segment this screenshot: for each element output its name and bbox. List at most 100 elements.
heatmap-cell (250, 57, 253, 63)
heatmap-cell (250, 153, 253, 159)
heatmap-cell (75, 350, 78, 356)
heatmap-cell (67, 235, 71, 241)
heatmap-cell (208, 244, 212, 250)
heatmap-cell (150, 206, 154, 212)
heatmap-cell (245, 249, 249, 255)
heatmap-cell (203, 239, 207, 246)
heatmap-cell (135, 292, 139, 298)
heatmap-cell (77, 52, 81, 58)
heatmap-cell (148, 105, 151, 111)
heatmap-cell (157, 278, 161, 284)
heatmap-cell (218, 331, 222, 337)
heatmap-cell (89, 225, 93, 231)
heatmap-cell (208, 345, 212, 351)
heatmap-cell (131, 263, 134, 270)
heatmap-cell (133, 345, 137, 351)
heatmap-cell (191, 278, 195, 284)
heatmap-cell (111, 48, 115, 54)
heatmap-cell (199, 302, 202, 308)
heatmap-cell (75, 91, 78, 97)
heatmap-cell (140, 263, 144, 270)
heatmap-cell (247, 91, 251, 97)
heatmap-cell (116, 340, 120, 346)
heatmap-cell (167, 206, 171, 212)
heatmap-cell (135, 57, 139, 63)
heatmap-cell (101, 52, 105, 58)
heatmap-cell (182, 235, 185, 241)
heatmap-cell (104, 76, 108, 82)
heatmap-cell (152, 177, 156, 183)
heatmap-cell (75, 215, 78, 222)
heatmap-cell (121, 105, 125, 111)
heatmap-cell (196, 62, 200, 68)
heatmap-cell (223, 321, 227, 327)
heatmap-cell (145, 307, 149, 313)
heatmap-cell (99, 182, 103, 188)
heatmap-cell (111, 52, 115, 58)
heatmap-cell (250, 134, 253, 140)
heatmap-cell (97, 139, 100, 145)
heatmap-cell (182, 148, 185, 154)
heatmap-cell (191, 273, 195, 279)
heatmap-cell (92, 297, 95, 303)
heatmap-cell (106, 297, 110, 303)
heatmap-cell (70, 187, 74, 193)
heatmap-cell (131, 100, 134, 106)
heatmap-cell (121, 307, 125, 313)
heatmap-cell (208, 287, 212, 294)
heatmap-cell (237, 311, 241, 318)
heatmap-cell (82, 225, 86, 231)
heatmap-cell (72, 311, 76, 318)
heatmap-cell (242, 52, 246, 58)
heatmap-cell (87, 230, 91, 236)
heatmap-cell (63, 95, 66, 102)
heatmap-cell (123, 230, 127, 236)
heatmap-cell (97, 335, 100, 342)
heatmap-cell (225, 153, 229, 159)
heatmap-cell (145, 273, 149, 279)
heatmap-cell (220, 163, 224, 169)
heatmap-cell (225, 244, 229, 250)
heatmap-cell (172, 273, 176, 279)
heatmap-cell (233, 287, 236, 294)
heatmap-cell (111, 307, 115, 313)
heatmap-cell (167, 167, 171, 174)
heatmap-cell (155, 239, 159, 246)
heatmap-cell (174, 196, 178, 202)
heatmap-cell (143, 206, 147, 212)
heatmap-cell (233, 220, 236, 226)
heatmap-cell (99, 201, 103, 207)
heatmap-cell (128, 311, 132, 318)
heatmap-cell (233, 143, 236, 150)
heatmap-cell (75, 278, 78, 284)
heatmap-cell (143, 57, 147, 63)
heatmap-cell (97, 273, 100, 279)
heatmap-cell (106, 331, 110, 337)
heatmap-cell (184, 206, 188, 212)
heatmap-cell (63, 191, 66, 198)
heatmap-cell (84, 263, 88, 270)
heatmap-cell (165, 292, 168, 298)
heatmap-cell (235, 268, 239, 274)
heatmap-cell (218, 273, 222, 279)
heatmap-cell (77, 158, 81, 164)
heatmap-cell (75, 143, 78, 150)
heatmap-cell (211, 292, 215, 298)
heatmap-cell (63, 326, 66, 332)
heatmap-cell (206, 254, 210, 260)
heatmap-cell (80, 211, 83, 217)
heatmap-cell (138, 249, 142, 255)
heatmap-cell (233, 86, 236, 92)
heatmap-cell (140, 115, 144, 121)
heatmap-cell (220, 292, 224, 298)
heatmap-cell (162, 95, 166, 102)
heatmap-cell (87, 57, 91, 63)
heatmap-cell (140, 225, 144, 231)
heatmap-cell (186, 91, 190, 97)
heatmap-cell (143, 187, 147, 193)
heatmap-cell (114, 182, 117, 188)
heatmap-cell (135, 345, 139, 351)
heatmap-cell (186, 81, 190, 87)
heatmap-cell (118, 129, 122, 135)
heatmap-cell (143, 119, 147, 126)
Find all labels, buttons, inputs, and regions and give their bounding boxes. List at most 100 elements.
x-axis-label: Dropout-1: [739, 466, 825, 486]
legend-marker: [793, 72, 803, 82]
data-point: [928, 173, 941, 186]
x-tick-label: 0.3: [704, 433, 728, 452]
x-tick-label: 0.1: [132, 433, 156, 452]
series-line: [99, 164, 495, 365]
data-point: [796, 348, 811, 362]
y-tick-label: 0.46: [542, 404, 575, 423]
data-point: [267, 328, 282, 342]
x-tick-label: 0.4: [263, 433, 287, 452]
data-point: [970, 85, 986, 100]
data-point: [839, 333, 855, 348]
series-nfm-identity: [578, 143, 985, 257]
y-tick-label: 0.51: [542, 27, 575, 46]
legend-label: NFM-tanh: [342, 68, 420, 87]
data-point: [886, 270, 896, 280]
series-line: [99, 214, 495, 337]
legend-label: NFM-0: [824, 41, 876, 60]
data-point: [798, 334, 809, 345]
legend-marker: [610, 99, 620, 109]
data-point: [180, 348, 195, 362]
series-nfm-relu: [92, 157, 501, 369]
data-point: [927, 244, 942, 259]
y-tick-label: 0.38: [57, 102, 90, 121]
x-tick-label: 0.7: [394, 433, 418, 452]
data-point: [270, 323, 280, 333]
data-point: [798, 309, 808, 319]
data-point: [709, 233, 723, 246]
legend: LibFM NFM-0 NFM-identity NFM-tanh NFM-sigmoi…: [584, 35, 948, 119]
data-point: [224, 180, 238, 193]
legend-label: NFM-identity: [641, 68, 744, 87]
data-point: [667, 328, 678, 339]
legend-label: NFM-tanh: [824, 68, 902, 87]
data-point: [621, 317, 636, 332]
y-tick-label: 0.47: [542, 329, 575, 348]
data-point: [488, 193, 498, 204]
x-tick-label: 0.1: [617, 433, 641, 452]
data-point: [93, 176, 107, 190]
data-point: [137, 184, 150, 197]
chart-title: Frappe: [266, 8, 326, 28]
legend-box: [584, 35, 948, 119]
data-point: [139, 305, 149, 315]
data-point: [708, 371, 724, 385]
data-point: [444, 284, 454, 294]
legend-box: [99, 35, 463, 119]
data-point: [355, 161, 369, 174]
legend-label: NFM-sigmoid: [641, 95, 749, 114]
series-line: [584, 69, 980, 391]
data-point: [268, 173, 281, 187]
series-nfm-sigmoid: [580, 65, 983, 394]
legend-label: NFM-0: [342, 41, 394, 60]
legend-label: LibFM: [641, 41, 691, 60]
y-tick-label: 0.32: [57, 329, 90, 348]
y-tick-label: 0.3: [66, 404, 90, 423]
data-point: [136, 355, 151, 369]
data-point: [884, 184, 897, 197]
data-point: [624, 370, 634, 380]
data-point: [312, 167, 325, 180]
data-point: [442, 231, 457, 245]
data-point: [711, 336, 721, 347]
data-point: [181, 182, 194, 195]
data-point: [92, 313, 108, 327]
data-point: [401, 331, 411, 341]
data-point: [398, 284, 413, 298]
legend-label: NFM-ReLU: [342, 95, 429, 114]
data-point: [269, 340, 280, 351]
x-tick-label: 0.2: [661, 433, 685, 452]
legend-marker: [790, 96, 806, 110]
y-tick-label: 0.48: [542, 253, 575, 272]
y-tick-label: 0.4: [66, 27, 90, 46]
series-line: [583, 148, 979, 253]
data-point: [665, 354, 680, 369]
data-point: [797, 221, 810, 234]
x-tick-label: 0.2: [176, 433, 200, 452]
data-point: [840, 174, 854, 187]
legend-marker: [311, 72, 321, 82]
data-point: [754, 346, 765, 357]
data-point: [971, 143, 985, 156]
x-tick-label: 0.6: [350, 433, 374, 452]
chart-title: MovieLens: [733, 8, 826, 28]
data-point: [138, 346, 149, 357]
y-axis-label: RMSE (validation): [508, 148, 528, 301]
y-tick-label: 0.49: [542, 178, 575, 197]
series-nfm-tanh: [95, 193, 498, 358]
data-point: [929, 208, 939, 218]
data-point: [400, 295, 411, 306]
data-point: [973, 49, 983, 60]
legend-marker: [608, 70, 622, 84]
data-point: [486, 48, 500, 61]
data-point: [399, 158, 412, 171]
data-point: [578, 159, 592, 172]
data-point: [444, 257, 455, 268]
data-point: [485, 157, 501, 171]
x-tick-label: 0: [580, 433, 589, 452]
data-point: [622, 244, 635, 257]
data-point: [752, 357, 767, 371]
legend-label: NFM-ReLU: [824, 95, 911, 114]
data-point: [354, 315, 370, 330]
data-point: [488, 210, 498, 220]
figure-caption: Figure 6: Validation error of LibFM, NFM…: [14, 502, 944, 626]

----

# AUFGABE
Kannst du den Abschnitt vom Anfang der Datensätze bis einschließlich der Zeile mit „heatmap-cell (199, 302, 202, 308)“ als Markdown-Tabelle mit den Spalten „Nummer“ und „Zeile“ formatieren und dabei Leerzeilen weglassen?

# LÖSUNG ZUR AUFGABE
| Nummer | Zeile |
|---|---|
| 1 | segment this screenshot: for each element output its name and bbox. List at most 100 elements. |
| 2 | heatmap-cell (250, 57, 253, 63) |
| 3 | heatmap-cell (250, 153, 253, 159) |
| 4 | heatmap-cell (75, 350, 78, 356) |
| 5 | heatmap-cell (67, 235, 71, 241) |
| 6 | heatmap-cell (208, 244, 212, 250) |
| 7 | heatmap-cell (150, 206, 154, 212) |
| 8 | heatmap-cell (245, 249, 249, 255) |
| 9 | heatmap-cell (203, 239, 207, 246) |
| 10 | heatmap-cell (135, 292, 139, 298) |
| 11 | heatmap-cell (77, 52, 81, 58) |
| 12 | heatmap-cell (148, 105, 151, 111) |
| 13 | heatmap-cell (157, 278, 161, 284) |
| 14 | heatmap-cell (218, 331, 222, 337) |
| 15 | heatmap-cell (89, 225, 93, 231) |
| 16 | heatmap-cell (208, 345, 212, 351) |
| 17 | heatmap-cell (131, 263, 134, 270) |
| 18 | heatmap-cell (133, 345, 137, 351) |
| 19 | heatmap-cell (191, 278, 195, 284) |
| 20 | heatmap-cell (111, 48, 115, 54) |
| 21 | heatmap-cell (199, 302, 202, 308) |